Short problem:
All of the data must be printed exactly; please include every line.

Input material:
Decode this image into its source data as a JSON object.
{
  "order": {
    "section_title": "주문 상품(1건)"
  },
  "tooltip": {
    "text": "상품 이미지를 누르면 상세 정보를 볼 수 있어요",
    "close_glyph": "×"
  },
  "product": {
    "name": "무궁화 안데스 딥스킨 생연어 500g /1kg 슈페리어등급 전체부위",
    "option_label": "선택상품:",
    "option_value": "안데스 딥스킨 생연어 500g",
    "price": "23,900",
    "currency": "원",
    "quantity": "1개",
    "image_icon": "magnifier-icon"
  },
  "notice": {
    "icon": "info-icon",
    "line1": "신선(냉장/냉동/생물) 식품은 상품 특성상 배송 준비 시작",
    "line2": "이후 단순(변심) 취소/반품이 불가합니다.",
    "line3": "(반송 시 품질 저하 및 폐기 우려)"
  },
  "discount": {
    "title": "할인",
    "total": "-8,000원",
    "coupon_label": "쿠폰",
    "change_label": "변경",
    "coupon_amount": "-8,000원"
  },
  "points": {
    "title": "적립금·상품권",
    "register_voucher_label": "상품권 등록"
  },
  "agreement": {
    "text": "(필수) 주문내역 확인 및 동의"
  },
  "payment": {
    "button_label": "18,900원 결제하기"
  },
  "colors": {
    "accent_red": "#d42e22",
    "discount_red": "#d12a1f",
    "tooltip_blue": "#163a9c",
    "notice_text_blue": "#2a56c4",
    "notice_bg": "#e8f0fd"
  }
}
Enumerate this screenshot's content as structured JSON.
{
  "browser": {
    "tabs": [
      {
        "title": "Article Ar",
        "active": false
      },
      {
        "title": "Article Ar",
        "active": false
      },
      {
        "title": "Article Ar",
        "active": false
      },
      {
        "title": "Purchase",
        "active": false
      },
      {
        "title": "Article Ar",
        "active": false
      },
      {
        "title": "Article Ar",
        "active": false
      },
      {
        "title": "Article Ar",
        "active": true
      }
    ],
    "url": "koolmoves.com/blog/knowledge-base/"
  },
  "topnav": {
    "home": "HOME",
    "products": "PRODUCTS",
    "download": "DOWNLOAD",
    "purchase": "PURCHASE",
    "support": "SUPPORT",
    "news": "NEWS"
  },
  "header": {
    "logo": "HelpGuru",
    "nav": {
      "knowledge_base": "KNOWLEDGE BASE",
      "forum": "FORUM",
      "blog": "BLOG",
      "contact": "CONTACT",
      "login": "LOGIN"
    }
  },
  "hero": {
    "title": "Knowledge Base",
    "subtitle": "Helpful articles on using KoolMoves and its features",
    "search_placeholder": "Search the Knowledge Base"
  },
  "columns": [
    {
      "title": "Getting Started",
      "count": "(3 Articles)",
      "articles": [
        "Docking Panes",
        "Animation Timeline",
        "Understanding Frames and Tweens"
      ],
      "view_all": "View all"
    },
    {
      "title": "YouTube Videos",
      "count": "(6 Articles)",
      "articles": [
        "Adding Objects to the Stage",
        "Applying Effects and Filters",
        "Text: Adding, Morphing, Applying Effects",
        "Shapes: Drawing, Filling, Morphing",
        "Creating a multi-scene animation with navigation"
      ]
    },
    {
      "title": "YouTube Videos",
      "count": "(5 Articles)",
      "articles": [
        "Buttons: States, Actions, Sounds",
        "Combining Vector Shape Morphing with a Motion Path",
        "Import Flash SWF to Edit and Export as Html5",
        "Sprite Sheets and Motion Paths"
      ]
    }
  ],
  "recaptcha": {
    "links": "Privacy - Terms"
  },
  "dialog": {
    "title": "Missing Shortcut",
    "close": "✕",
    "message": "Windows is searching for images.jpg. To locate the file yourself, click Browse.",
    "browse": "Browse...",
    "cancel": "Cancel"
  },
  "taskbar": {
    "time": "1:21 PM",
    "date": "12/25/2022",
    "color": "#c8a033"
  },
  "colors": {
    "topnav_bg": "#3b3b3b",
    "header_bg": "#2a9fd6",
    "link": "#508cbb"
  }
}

Output for this task:
Decode this image into its source data as a JSON object.
{
  "order": {
    "section_title": "주문 상품(1건)"
  },
  "tooltip": {
    "text": "상품 이미지를 누르면 상세 정보를 볼 수 있어요",
    "close_glyph": "×"
  },
  "product": {
    "name": "무궁화 안데스 딥스킨 생연어 500g /1kg 슈페리어등급 전체부위",
    "option_label": "선택상품:",
    "option_value": "안데스 딥스킨 생연어 500g",
    "price": "23,900",
    "currency": "원",
    "quantity": "1개",
    "image_icon": "magnifier-icon"
  },
  "notice": {
    "icon": "info-icon",
    "line1": "신선(냉장/냉동/생물) 식품은 상품 특성상 배송 준비 시작",
    "line2": "이후 단순(변심) 취소/반품이 불가합니다.",
    "line3": "(반송 시 품질 저하 및 폐기 우려)"
  },
  "discount": {
    "title": "할인",
    "total": "-8,000원",
    "coupon_label": "쿠폰",
    "change_label": "변경",
    "coupon_amount": "-8,000원"
  },
  "points": {
    "title": "적립금·상품권",
    "register_voucher_label": "상품권 등록"
  },
  "agreement": {
    "text": "(필수) 주문내역 확인 및 동의"
  },
  "payment": {
    "button_label": "18,900원 결제하기"
  },
  "colors": {
    "accent_red": "#d42e22",
    "discount_red": "#d12a1f",
    "tooltip_blue": "#163a9c",
    "notice_text_blue": "#2a56c4",
    "notice_bg": "#e8f0fd"
  }
}
Enumerate this screenshot's content as structured JSON.
{
  "browser": {
    "tabs": [
      {
        "title": "Article Ar",
        "active": false
      },
      {
        "title": "Article Ar",
        "active": false
      },
      {
        "title": "Article Ar",
        "active": false
      },
      {
        "title": "Purchase",
        "active": false
      },
      {
        "title": "Article Ar",
        "active": false
      },
      {
        "title": "Article Ar",
        "active": false
      },
      {
        "title": "Article Ar",
        "active": true
      }
    ],
    "url": "koolmoves.com/blog/knowledge-base/"
  },
  "topnav": {
    "home": "HOME",
    "products": "PRODUCTS",
    "download": "DOWNLOAD",
    "purchase": "PURCHASE",
    "support": "SUPPORT",
    "news": "NEWS"
  },
  "header": {
    "logo": "HelpGuru",
    "nav": {
      "knowledge_base": "KNOWLEDGE BASE",
      "forum": "FORUM",
      "blog": "BLOG",
      "contact": "CONTACT",
      "login": "LOGIN"
    }
  },
  "hero": {
    "title": "Knowledge Base",
    "subtitle": "Helpful articles on using KoolMoves and its features",
    "search_placeholder": "Search the Knowledge Base"
  },
  "columns": [
    {
      "title": "Getting Started",
      "count": "(3 Articles)",
      "articles": [
        "Docking Panes",
        "Animation Timeline",
        "Understanding Frames and Tweens"
      ],
      "view_all": "View all"
    },
    {
      "title": "YouTube Videos",
      "count": "(6 Articles)",
      "articles": [
        "Adding Objects to the Stage",
        "Applying Effects and Filters",
        "Text: Adding, Morphing, Applying Effects",
        "Shapes: Drawing, Filling, Morphing",
        "Creating a multi-scene animation with navigation"
      ]
    },
    {
      "title": "YouTube Videos",
      "count": "(5 Articles)",
      "articles": [
        "Buttons: States, Actions, Sounds",
        "Combining Vector Shape Morphing with a Motion Path",
        "Import Flash SWF to Edit and Export as Html5",
        "Sprite Sheets and Motion Paths"
      ]
    }
  ],
  "recaptcha": {
    "links": "Privacy - Terms"
  },
  "dialog": {
    "title": "Missing Shortcut",
    "close": "✕",
    "message": "Windows is searching for images.jpg. To locate the file yourself, click Browse.",
    "browse": "Browse...",
    "cancel": "Cancel"
  },
  "taskbar": {
    "time": "1:21 PM",
    "date": "12/25/2022",
    "color": "#c8a033"
  },
  "colors": {
    "topnav_bg": "#3b3b3b",
    "header_bg": "#2a9fd6",
    "link": "#508cbb"
  }
}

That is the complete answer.